■ INSTRUCTION
Consider the data that follows and state how many lines contain the string "normalized", using the number alone.

■ DATASET RECORDS
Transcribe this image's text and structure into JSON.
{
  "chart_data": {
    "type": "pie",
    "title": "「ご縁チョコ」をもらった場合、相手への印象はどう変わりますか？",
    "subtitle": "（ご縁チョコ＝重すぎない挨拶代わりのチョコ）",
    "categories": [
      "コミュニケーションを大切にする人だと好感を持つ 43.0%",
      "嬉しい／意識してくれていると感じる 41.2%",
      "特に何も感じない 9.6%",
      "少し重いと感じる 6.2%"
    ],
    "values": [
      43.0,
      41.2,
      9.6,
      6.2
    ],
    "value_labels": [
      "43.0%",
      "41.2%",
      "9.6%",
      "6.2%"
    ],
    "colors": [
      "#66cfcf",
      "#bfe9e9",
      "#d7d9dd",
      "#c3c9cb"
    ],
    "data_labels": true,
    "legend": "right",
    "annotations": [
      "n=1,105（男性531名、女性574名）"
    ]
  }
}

...

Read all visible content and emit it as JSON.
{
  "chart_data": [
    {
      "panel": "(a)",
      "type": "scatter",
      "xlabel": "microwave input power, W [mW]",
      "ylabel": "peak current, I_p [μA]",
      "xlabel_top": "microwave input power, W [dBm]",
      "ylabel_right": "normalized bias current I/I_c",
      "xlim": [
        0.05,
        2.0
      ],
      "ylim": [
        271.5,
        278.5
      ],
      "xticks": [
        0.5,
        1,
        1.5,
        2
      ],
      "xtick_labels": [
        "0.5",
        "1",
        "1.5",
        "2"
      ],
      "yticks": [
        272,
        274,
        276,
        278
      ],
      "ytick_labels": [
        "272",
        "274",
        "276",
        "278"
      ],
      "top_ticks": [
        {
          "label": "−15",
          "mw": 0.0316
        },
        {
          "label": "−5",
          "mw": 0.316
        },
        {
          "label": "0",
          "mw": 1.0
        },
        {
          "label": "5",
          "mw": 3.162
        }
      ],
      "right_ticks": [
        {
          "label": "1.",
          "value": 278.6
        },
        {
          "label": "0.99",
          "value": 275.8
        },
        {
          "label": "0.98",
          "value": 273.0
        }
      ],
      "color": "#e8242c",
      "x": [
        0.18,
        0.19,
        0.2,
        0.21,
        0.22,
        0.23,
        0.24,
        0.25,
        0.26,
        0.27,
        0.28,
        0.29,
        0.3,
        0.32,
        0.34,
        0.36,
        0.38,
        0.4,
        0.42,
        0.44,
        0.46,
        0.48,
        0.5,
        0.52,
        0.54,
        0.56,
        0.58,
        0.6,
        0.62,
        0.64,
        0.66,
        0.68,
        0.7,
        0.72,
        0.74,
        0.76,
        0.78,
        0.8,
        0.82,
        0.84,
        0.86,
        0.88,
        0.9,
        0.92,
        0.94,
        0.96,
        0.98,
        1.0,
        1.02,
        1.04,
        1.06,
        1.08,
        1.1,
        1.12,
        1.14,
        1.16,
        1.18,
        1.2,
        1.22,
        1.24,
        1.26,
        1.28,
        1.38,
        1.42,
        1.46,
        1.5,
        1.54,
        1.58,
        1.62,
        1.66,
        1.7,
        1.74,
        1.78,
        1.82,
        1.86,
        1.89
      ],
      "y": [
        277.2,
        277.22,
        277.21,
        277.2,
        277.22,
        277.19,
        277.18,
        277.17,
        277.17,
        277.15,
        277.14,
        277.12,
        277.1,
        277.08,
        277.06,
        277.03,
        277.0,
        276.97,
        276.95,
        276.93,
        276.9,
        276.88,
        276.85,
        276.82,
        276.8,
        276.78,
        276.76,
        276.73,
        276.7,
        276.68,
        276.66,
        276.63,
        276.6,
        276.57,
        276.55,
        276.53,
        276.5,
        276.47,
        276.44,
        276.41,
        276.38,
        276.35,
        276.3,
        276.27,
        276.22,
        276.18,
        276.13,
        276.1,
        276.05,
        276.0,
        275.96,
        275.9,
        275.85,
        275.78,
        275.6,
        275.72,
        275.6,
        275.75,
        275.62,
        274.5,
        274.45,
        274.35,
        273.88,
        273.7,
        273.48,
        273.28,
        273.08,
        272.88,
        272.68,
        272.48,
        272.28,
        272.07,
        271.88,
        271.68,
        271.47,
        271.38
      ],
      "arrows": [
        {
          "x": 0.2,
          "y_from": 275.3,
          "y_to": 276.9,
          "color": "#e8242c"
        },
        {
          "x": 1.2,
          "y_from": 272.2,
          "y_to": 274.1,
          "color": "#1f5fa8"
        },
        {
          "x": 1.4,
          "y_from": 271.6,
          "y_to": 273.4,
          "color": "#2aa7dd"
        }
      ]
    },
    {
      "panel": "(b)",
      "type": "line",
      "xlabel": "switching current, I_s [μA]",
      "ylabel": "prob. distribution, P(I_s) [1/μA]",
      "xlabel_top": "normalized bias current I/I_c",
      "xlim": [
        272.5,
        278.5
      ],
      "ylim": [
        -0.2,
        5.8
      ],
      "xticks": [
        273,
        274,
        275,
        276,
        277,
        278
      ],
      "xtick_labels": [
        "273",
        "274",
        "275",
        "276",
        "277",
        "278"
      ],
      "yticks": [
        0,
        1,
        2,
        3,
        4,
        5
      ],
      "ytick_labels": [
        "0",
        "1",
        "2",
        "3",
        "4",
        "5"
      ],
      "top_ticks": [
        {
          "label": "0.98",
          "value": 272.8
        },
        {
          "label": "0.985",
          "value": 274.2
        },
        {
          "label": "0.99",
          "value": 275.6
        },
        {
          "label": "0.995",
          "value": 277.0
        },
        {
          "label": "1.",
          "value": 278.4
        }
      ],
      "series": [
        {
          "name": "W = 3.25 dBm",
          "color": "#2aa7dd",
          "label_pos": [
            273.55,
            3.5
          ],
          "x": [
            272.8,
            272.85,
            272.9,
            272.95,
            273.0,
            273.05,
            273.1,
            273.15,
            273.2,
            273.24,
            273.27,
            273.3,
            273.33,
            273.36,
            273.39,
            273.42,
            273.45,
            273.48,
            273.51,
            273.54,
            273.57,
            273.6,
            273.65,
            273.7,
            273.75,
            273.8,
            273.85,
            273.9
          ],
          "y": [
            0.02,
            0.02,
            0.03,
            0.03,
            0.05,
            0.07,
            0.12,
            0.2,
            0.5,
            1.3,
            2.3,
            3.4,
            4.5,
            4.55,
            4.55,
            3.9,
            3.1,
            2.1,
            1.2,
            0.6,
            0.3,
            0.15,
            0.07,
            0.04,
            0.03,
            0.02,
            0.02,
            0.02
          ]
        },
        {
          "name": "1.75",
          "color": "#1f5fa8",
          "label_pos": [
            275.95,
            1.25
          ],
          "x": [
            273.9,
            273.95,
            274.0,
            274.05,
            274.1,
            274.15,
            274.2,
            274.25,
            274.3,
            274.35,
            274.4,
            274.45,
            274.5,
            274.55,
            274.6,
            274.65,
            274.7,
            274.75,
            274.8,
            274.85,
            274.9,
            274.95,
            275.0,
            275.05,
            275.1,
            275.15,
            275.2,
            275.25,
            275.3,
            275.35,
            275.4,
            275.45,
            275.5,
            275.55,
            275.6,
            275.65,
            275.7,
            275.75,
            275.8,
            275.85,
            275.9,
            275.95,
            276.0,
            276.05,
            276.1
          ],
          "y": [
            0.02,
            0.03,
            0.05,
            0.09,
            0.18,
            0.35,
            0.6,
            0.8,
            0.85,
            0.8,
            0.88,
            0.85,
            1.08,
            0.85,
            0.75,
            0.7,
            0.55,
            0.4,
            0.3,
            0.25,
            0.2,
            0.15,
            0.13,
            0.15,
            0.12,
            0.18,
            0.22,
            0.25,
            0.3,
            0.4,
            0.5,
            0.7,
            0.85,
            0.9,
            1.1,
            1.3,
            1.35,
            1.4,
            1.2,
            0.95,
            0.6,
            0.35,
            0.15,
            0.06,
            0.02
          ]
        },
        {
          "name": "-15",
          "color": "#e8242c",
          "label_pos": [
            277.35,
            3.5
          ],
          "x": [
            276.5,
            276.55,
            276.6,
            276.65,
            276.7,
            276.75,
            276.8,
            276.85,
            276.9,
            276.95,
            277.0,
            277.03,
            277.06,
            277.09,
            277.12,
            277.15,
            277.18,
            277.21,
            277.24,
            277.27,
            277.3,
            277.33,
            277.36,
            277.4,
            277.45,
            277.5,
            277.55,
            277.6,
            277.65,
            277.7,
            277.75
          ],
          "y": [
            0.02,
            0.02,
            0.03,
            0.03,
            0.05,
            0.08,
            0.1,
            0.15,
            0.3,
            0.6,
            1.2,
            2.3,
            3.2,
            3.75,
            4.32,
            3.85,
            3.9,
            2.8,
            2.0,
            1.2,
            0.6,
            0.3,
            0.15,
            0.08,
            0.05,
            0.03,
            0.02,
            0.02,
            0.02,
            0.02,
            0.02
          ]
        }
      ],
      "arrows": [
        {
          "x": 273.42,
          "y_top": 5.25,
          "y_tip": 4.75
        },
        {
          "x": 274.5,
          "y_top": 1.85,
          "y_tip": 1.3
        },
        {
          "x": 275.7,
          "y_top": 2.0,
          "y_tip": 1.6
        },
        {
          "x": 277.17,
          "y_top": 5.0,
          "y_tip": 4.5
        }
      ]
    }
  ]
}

■ RESULT OF THE TASK
2